> RECORDS FOR THIS TASK
——————————
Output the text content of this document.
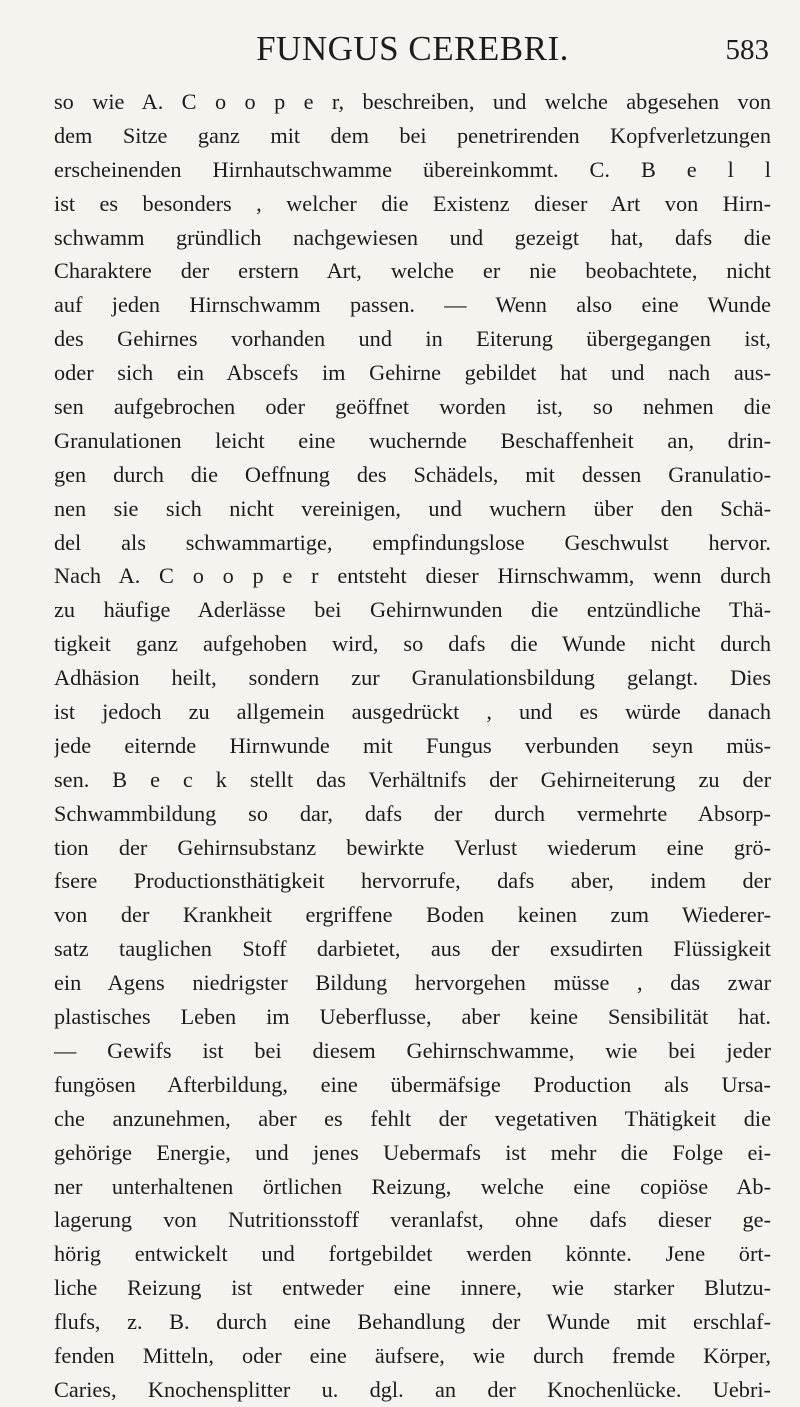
FUNGUS CEREBRI.	583
so wie A. C o o p e r, beschreiben, und welche abgesehen von
dem Sitze ganz mit dem bei penetrirenden Kopfverletzungen
erscheinenden Hirnhautschwamme übereinkommt. C. B e l l
ist es besonders , welcher die Existenz dieser Art von Hirn-
schwamm gründlich nachgewiesen und gezeigt hat, dafs die
Charaktere der erstern Art, welche er nie beobachtete, nicht
auf jeden Hirnschwamm passen. — Wenn also eine Wunde
des Gehirnes vorhanden und in Eiterung übergegangen ist,
oder sich ein Abscefs im Gehirne gebildet hat und nach aus-
sen aufgebrochen oder geöffnet worden ist, so nehmen die
Granulationen leicht eine wuchernde Beschaffenheit an, drin-
gen durch die Oeffnung des Schädels, mit dessen Granulatio-
nen sie sich nicht vereinigen, und wuchern über den Schä-
del als schwammartige, empfindungslose Geschwulst hervor.
Nach A. C o o p e r entsteht dieser Hirnschwamm, wenn durch
zu häufige Aderlässe bei Gehirnwunden die entzündliche Thä-
tigkeit ganz aufgehoben wird, so dafs die Wunde nicht durch
Adhäsion heilt, sondern zur Granulationsbildung gelangt. Dies
ist jedoch zu allgemein ausgedrückt , und es würde danach
jede eiternde Hirnwunde mit Fungus verbunden seyn müs-
sen. B e c k stellt das Verhältnifs der Gehirneiterung zu der
Schwammbildung so dar, dafs der durch vermehrte Absorp-
tion der Gehirnsubstanz bewirkte Verlust wiederum eine grö-
fsere Productionsthätigkeit hervorrufe, dafs aber, indem der
von der Krankheit ergriffene Boden keinen zum Wiederer-
satz tauglichen Stoff darbietet, aus der exsudirten Flüssigkeit
ein Agens niedrigster Bildung hervorgehen müsse , das zwar
plastisches Leben im Ueberflusse, aber keine Sensibilität hat.
— Gewifs ist bei diesem Gehirnschwamme, wie bei jeder
fungösen Afterbildung, eine übermäfsige Production als Ursa-
che anzunehmen, aber es fehlt der vegetativen Thätigkeit die
gehörige Energie, und jenes Uebermafs ist mehr die Folge ei-
ner unterhaltenen örtlichen Reizung, welche eine copiöse Ab-
lagerung von Nutritionsstoff veranlafst, ohne dafs dieser ge-
hörig entwickelt und fortgebildet werden könnte. Jene ört-
liche Reizung ist entweder eine innere, wie starker Blutzu-
flufs, z. B. durch eine Behandlung der Wunde mit erschlaf-
fenden Mitteln, oder eine äufsere, wie durch fremde Körper,
Caries, Knochensplitter u. dgl. an der Knochenlücke. Uebri-
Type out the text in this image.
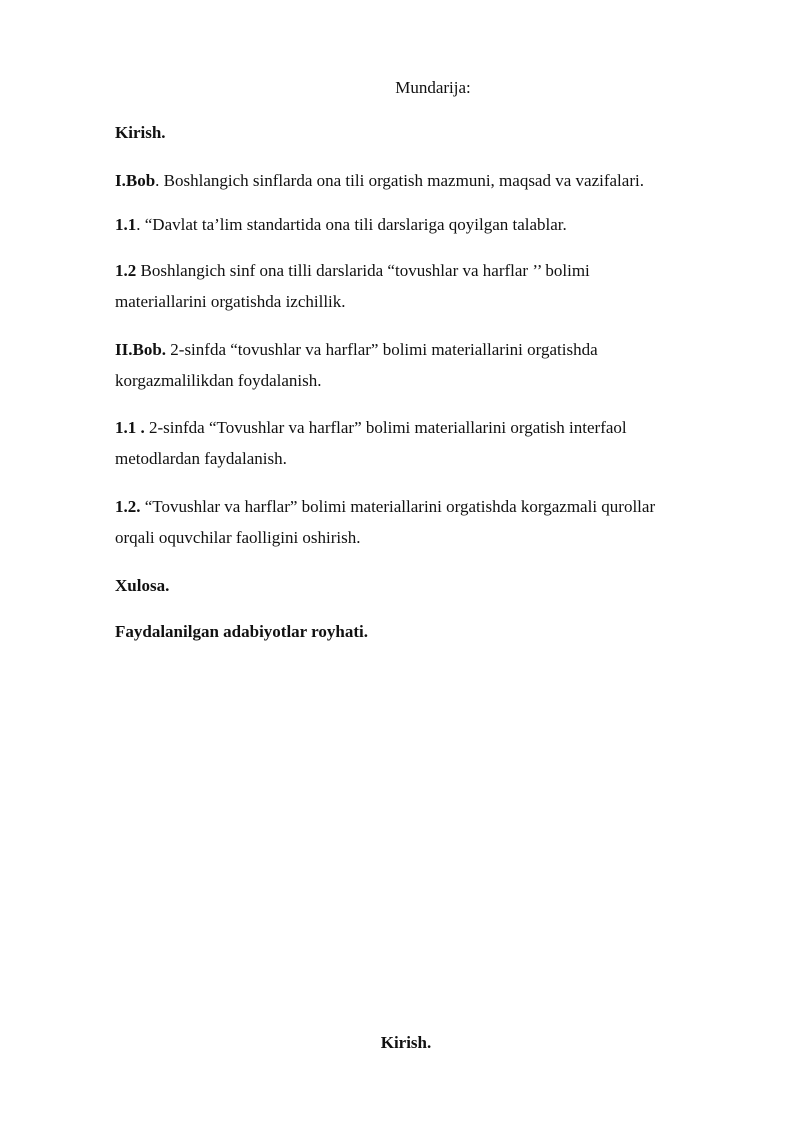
Mundarija:
Kirish.
I.Bob. Boshlangich sinflarda ona tili orgatish mazmuni, maqsad va vazifalari.
1.1. “Davlat ta’lim standartida ona tili darslariga qoyilgan talablar.
1.2 Boshlangich sinf ona tilli darslarida “tovushlar va harflar ’’ bolimi
materiallarini orgatishda izchillik.
II.Bob. 2-sinfda “tovushlar va harflar” bolimi materiallarini orgatishda
korgazmalilikdan foydalanish.
1.1 . 2-sinfda “Tovushlar va harflar” bolimi materiallarini orgatish interfaol
metodlardan faydalanish.
1.2. “Tovushlar va harflar” bolimi materiallarini orgatishda korgazmali qurollar
orqali oquvchilar faolligini oshirish.
Xulosa.
Faydalanilgan adabiyotlar royhati.
Kirish.
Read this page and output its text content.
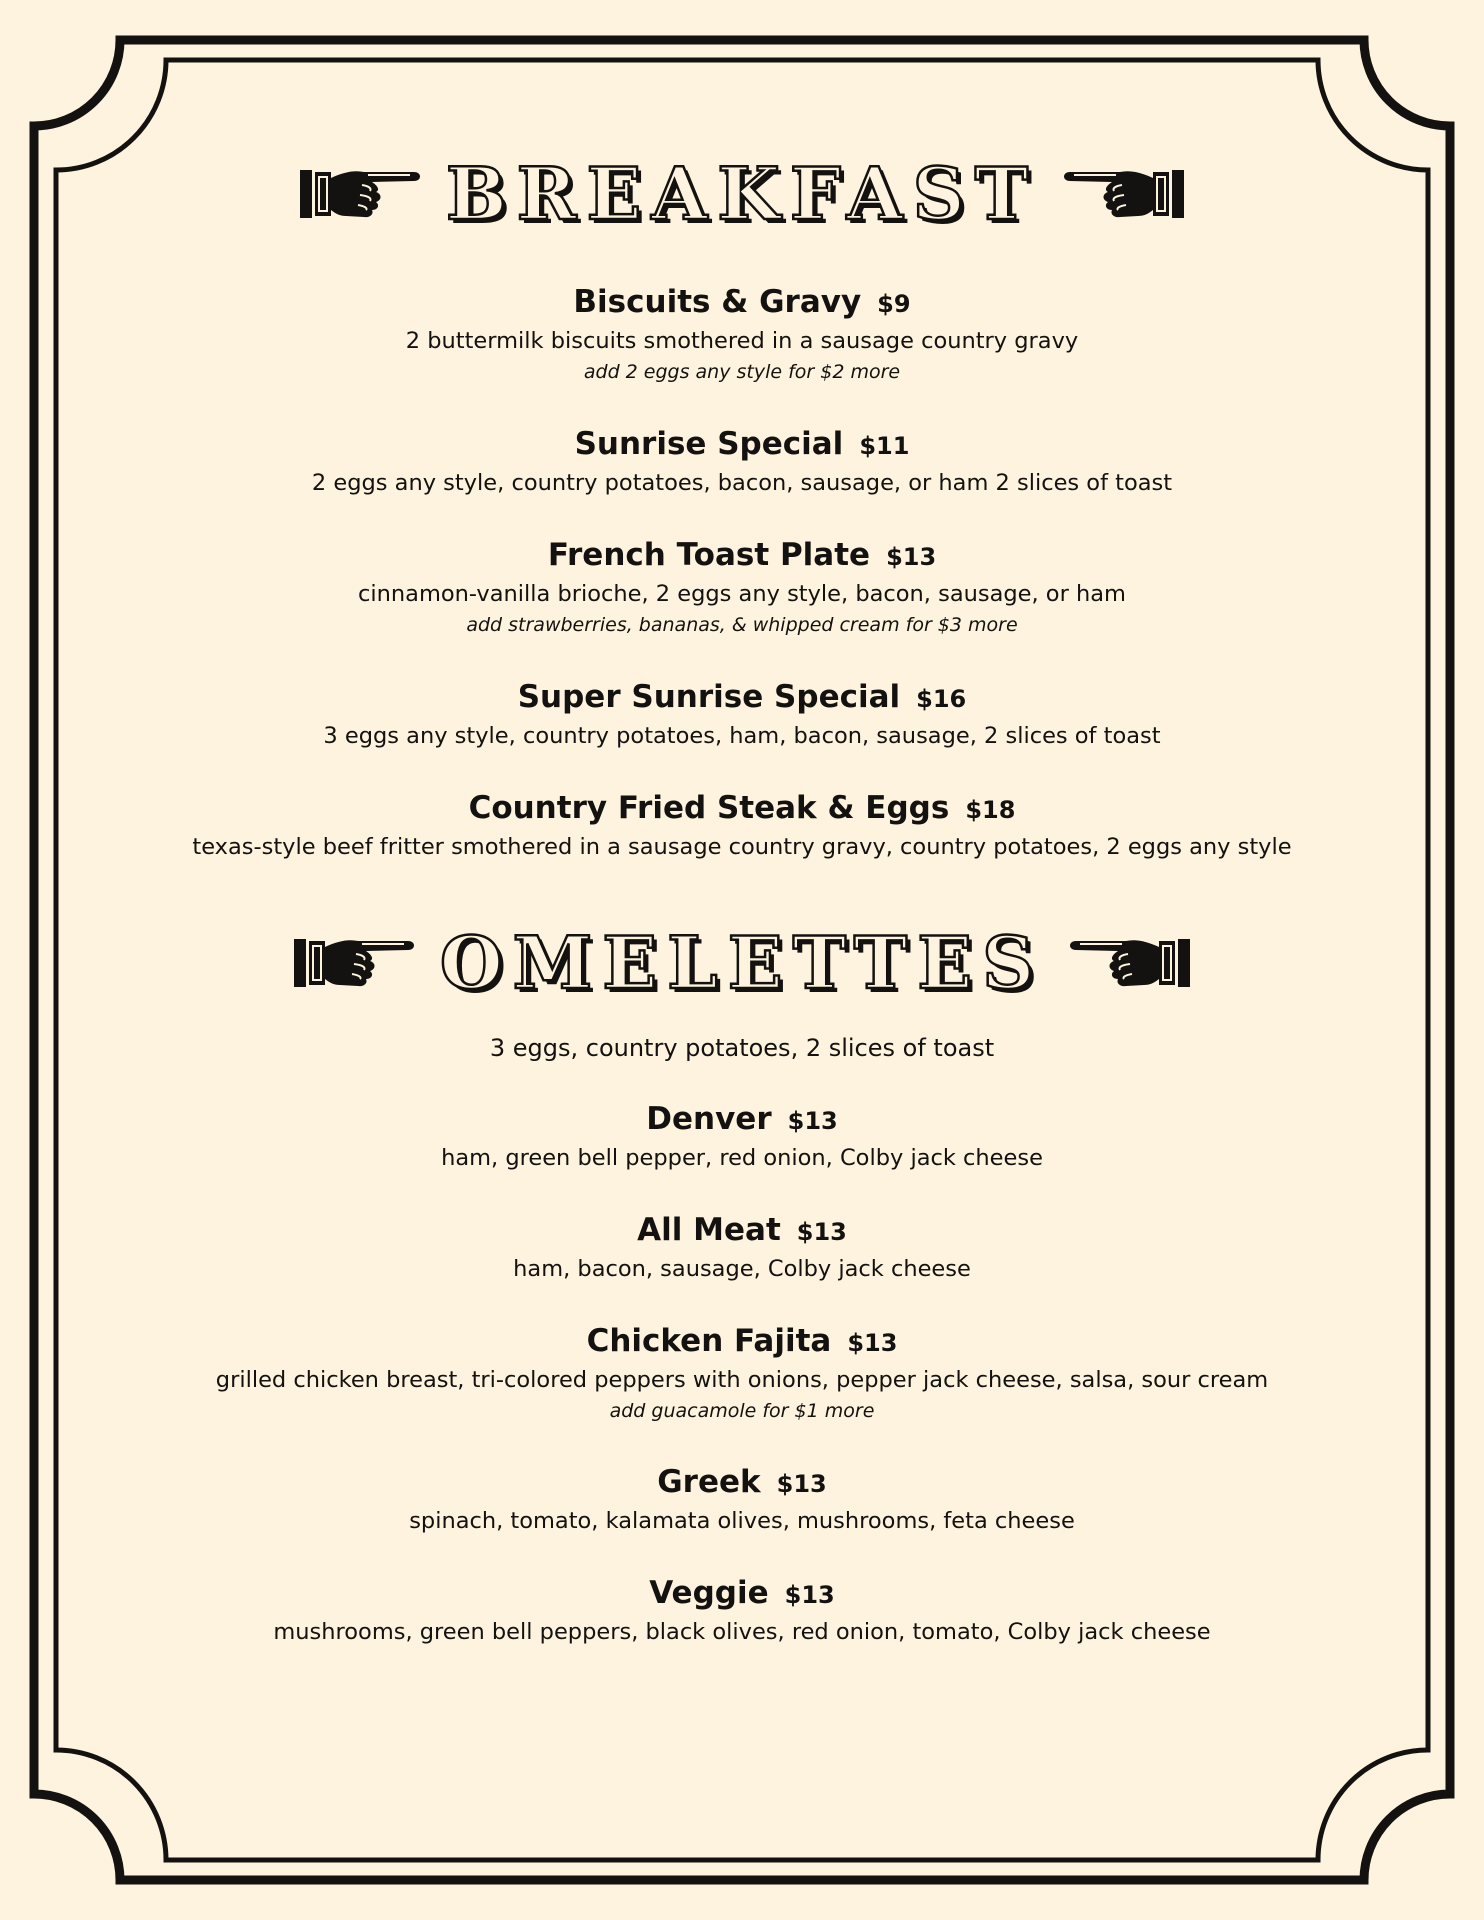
BREAKFAST
Biscuits & Gravy $9
2 buttermilk biscuits smothered in a sausage country gravy
add 2 eggs any style for $2 more
Sunrise Special $11
2 eggs any style, country potatoes, bacon, sausage, or ham 2 slices of toast
French Toast Plate $13
cinnamon-vanilla brioche, 2 eggs any style, bacon, sausage, or ham
add strawberries, bananas, & whipped cream for $3 more
Super Sunrise Special $16
3 eggs any style, country potatoes, ham, bacon, sausage, 2 slices of toast
Country Fried Steak & Eggs $18
texas-style beef fritter smothered in a sausage country gravy, country potatoes, 2 eggs any style
OMELETTES
3 eggs, country potatoes, 2 slices of toast
Denver $13
ham, green bell pepper, red onion, Colby jack cheese
All Meat $13
ham, bacon, sausage, Colby jack cheese
Chicken Fajita $13
grilled chicken breast, tri-colored peppers with onions, pepper jack cheese, salsa, sour cream
add guacamole for $1 more
Greek $13
spinach, tomato, kalamata olives, mushrooms, feta cheese
Veggie $13
mushrooms, green bell peppers, black olives, red onion, tomato, Colby jack cheese
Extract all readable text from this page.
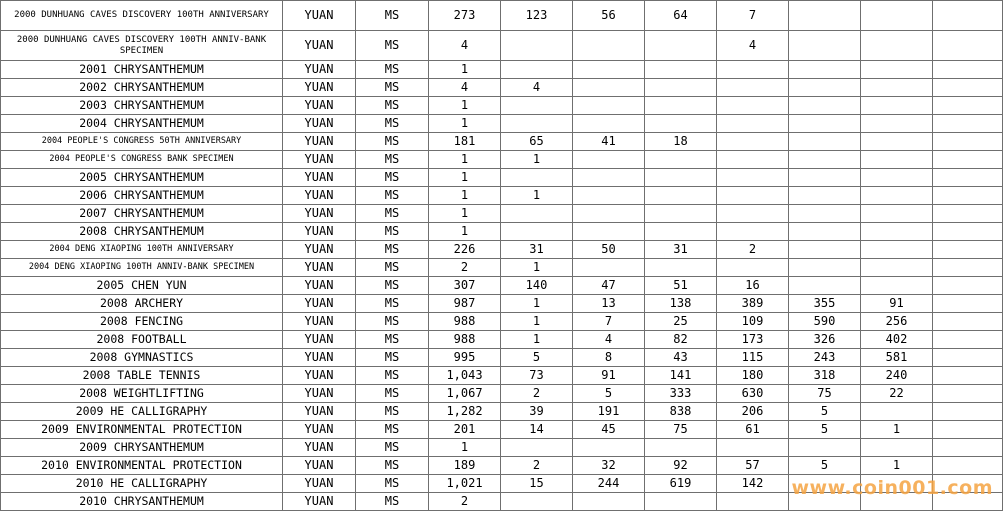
2000 DUNHUANG CAVES DISCOVERY 100TH ANNIVERSARY	YUAN	MS	273	123	56	64	7			
2000 DUNHUANG CAVES DISCOVERY 100TH ANNIV-BANK SPECIMEN	YUAN	MS	4				4			
2001 CHRYSANTHEMUM	YUAN	MS	1							
2002 CHRYSANTHEMUM	YUAN	MS	4	4						
2003 CHRYSANTHEMUM	YUAN	MS	1							
2004 CHRYSANTHEMUM	YUAN	MS	1							
2004 PEOPLE'S CONGRESS 50TH ANNIVERSARY	YUAN	MS	181	65	41	18				
2004 PEOPLE'S CONGRESS BANK SPECIMEN	YUAN	MS	1	1						
2005 CHRYSANTHEMUM	YUAN	MS	1							
2006 CHRYSANTHEMUM	YUAN	MS	1	1						
2007 CHRYSANTHEMUM	YUAN	MS	1							
2008 CHRYSANTHEMUM	YUAN	MS	1							
2004 DENG XIAOPING 100TH ANNIVERSARY	YUAN	MS	226	31	50	31	2			
2004 DENG XIAOPING 100TH ANNIV-BANK SPECIMEN	YUAN	MS	2	1						
2005 CHEN YUN	YUAN	MS	307	140	47	51	16			
2008 ARCHERY	YUAN	MS	987	1	13	138	389	355	91	
2008 FENCING	YUAN	MS	988	1	7	25	109	590	256	
2008 FOOTBALL	YUAN	MS	988	1	4	82	173	326	402	
2008 GYMNASTICS	YUAN	MS	995	5	8	43	115	243	581	
2008 TABLE TENNIS	YUAN	MS	1,043	73	91	141	180	318	240	
2008 WEIGHTLIFTING	YUAN	MS	1,067	2	5	333	630	75	22	
2009 HE CALLIGRAPHY	YUAN	MS	1,282	39	191	838	206	5		
2009 ENVIRONMENTAL PROTECTION	YUAN	MS	201	14	45	75	61	5	1	
2009 CHRYSANTHEMUM	YUAN	MS	1							
2010 ENVIRONMENTAL PROTECTION	YUAN	MS	189	2	32	92	57	5	1	
2010 HE CALLIGRAPHY	YUAN	MS	1,021	15	244	619	142			
2010 CHRYSANTHEMUM	YUAN	MS	2							
www.coin001.com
——————————
The answer is a single number: how many lines include the word "sinfda"?

2